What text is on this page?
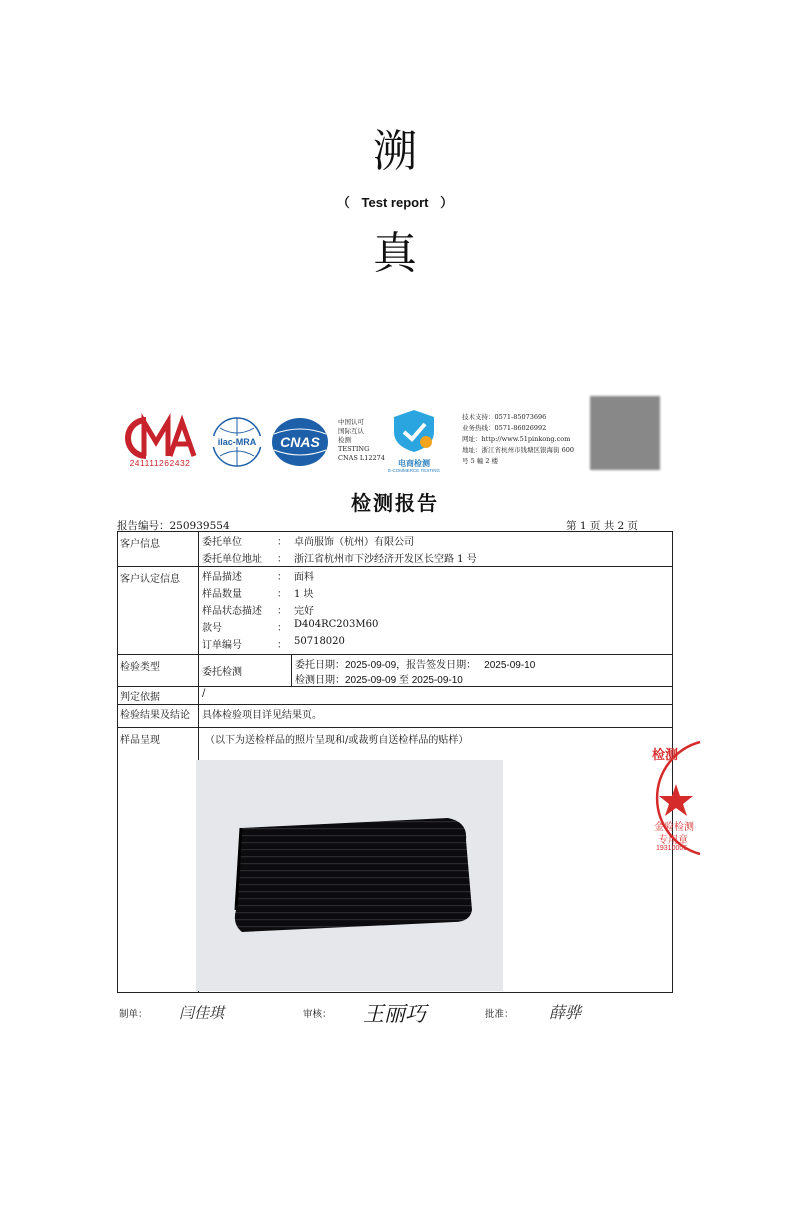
溯
（ Test report ）
真
241111262432
ilac-MRA CNAS
中国认可
国际互认
检测
TESTING
CNAS L12274	电商检测
E-COMMERCE TESTING
技术支持：0571-85073696
业务热线：0571-86026992
网址：http://www.51pinkong.com
地址：浙江省杭州市钱塘区银海街 600 号 5 幢 2 楼
检测报告
报告编号：250939554	第 1 页 共 2 页
客户信息		委托单位	：	卓尚服饰（杭州）有限公司
委托单位地址	：	浙江省杭州市下沙经济开发区长空路 1 号

客户认定信息	样品描述	：	面料
样品数量	：	1 块
样品状态描述	：	完好
款号	：	D404RC203M60
订单编号	：	50718020

检验类型	委托检测	
委托日期：2025-09-09，报告签发日期： 2025-09-10
检测日期：2025-09-09 至 2025-09-10

判定依据	/
检验结果及结论	具体检验项目详见结果页。
样品呈现	（以下为送检样品的照片呈现和/或裁剪自送检样品的贴样）
检测
金验检测
专用章
19310006
制单： 闫佳琪	审核： 王丽巧	批准： 薛骅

==================================================

Repeat the material above word for word, please, apart from its images.

Written response:
What text is on this page?
溯
（ Test report ）
真
241111262432
ilac-MRA CNAS
中国认可
国际互认
检测
TESTING
CNAS L12274	电商检测
E-COMMERCE TESTING
技术支持：0571-85073696
业务热线：0571-86026992
网址：http://www.51pinkong.com
地址：浙江省杭州市钱塘区银海街 600 号 5 幢 2 楼
检测报告
报告编号：250939554	第 1 页 共 2 页
客户信息		委托单位	：	卓尚服饰（杭州）有限公司
委托单位地址	：	浙江省杭州市下沙经济开发区长空路 1 号

客户认定信息	样品描述	：	面料
样品数量	：	1 块
样品状态描述	：	完好
款号	：	D404RC203M60
订单编号	：	50718020

检验类型	委托检测	
委托日期：2025-09-09，报告签发日期： 2025-09-10
检测日期：2025-09-09 至 2025-09-10

判定依据	/
检验结果及结论	具体检验项目详见结果页。
样品呈现	（以下为送检样品的照片呈现和/或裁剪自送检样品的贴样）
检测
金验检测
专用章
19310006
制单： 闫佳琪	审核： 王丽巧	批准： 薛骅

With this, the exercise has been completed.